Keep only those lines of the records that include the string "Winnings".

[Stored items]

★ ★ ★ ★ ★ ★ ★

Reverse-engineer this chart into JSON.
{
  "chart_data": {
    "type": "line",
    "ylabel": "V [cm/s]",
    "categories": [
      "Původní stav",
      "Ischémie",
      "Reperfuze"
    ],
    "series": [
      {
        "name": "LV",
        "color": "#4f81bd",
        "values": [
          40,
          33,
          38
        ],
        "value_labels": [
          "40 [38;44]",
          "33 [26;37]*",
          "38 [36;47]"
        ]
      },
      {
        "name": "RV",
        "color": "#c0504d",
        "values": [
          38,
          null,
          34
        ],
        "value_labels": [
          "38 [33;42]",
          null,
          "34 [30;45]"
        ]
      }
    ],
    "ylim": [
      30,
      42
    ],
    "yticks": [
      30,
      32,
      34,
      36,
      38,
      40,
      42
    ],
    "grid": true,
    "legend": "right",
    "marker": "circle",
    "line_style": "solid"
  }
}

★ ★ ★ ★ ★ ★ ★

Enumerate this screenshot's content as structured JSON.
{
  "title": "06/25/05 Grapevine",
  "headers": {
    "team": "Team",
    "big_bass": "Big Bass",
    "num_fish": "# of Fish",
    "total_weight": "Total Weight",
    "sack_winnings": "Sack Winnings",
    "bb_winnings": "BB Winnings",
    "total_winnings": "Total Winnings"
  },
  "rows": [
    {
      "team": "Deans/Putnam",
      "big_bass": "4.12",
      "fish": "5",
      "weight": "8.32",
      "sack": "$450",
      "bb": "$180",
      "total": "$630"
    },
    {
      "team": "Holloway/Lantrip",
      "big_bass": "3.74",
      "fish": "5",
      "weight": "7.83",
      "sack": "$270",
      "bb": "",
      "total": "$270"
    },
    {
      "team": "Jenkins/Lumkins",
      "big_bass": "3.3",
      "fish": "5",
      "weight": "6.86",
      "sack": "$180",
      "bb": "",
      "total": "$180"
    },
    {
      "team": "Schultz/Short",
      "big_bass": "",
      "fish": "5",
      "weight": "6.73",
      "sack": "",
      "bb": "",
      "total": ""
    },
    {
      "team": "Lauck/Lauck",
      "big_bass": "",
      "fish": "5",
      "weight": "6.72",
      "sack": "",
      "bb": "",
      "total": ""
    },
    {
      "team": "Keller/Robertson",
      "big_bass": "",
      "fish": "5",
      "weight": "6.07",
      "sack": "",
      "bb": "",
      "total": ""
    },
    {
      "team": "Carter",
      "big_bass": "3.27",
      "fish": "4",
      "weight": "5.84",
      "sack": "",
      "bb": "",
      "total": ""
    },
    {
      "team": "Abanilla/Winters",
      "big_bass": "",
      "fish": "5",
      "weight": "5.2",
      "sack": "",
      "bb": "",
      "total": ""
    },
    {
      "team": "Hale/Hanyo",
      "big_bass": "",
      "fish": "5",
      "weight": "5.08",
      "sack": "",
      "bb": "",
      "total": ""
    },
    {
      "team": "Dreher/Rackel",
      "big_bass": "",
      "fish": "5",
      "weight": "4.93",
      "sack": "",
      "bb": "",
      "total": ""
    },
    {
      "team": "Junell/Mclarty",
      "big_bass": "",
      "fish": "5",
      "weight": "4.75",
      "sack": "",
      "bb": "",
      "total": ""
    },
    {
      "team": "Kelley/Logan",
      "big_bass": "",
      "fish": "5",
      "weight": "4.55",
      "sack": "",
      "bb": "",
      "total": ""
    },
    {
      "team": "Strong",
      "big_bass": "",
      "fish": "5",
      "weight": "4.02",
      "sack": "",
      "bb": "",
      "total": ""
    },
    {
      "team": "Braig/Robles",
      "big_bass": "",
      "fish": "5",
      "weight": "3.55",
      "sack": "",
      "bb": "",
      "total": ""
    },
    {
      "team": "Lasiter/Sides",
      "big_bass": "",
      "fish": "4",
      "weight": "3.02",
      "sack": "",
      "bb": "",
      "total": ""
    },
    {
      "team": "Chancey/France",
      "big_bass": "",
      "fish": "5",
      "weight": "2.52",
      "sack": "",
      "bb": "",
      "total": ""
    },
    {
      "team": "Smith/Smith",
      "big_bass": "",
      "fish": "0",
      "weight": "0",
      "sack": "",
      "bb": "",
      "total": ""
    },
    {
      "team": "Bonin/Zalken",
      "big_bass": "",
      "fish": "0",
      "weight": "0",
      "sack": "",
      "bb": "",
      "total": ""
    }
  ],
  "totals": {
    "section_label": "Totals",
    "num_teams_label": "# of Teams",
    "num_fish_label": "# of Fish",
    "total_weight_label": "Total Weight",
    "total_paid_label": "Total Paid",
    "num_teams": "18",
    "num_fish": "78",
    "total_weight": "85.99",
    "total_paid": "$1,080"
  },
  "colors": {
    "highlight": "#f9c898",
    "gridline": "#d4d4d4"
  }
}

★ ★ ★ ★ ★ ★ ★

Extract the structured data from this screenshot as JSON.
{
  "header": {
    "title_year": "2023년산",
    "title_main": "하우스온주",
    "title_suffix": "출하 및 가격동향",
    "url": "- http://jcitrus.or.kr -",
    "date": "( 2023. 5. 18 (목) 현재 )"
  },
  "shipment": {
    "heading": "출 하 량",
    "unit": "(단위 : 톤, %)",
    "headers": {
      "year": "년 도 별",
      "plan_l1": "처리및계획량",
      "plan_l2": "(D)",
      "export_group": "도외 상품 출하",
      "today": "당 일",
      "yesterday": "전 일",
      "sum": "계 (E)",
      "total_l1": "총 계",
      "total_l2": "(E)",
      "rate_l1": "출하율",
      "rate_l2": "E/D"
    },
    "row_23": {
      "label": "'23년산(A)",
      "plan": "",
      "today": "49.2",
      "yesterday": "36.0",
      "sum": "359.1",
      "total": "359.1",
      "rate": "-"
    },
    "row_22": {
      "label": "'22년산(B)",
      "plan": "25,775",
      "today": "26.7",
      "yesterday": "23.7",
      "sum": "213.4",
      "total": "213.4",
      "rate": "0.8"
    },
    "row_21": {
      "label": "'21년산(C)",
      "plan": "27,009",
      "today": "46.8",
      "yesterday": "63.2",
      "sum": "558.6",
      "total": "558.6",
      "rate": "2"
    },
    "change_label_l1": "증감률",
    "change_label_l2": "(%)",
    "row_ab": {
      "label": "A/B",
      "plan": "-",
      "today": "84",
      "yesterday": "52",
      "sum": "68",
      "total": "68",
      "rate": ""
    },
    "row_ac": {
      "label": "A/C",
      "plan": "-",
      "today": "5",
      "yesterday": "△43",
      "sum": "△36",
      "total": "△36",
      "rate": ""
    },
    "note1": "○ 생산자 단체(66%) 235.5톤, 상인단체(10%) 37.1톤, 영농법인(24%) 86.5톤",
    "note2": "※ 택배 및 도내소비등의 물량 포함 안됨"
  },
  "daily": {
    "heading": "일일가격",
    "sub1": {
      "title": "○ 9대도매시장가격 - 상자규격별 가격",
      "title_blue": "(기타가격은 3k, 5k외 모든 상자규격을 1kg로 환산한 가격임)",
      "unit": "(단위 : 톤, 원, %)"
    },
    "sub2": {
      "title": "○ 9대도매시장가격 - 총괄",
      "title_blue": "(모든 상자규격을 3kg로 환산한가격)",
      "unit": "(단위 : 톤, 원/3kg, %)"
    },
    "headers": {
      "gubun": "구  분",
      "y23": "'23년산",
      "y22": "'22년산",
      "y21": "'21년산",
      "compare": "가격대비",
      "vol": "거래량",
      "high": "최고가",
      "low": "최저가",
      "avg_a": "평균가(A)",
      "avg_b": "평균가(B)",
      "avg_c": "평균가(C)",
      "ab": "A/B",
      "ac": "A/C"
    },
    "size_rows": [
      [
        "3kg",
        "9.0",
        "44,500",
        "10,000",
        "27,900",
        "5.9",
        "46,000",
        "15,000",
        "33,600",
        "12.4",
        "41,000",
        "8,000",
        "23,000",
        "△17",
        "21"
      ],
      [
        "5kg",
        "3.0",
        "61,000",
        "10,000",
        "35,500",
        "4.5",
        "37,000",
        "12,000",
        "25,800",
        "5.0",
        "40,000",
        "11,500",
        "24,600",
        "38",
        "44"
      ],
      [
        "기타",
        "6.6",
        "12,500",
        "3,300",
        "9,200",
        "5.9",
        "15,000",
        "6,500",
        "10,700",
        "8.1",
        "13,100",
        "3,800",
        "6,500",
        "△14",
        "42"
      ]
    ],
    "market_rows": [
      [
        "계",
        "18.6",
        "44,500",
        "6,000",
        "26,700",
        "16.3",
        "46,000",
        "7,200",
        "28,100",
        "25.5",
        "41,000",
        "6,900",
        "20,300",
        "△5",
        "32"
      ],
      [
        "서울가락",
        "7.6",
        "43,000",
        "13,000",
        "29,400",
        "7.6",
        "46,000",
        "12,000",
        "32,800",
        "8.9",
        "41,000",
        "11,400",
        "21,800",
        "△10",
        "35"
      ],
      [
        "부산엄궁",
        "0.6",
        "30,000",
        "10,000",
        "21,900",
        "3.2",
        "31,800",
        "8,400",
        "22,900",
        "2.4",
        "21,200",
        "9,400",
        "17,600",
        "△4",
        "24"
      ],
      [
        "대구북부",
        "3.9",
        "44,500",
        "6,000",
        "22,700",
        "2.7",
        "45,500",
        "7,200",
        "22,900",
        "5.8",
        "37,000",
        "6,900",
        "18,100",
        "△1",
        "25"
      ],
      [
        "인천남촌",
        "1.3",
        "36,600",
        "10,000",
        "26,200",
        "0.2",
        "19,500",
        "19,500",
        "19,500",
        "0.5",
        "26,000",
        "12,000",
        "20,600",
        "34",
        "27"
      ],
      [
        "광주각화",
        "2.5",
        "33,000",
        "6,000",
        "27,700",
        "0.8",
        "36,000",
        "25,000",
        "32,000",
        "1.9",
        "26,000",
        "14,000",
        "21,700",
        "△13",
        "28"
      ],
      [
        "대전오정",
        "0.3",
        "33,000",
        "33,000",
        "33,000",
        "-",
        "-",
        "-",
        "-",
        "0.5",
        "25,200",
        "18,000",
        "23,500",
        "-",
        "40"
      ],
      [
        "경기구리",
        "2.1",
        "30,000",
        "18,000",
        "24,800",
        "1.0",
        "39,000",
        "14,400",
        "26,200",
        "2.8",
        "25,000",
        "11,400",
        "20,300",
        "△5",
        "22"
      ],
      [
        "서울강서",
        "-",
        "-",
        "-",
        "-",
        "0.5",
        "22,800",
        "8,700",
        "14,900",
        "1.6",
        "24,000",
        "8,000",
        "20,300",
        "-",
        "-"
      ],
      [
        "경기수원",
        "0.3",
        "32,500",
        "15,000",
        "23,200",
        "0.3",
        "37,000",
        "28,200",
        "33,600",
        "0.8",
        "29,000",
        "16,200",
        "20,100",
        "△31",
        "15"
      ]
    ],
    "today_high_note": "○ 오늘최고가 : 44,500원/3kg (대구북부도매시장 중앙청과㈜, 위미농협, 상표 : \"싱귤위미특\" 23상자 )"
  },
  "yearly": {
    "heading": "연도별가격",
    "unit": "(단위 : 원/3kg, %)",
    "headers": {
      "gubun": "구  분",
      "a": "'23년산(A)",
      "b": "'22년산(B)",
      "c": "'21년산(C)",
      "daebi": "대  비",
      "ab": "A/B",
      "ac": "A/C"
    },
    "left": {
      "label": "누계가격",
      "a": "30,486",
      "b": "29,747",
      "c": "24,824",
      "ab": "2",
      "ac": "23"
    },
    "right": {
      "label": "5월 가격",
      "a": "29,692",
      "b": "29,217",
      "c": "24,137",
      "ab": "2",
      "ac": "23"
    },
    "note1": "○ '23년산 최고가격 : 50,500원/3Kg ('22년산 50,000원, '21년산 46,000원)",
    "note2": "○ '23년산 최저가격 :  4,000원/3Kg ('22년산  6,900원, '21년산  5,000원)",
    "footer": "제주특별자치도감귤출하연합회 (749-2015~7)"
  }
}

★ ★ ★ ★ ★ ★ ★

**FINISHED ANSWER**
    "sack_winnings": "Sack Winnings",
    "bb_winnings": "BB Winnings",
    "total_winnings": "Total Winnings"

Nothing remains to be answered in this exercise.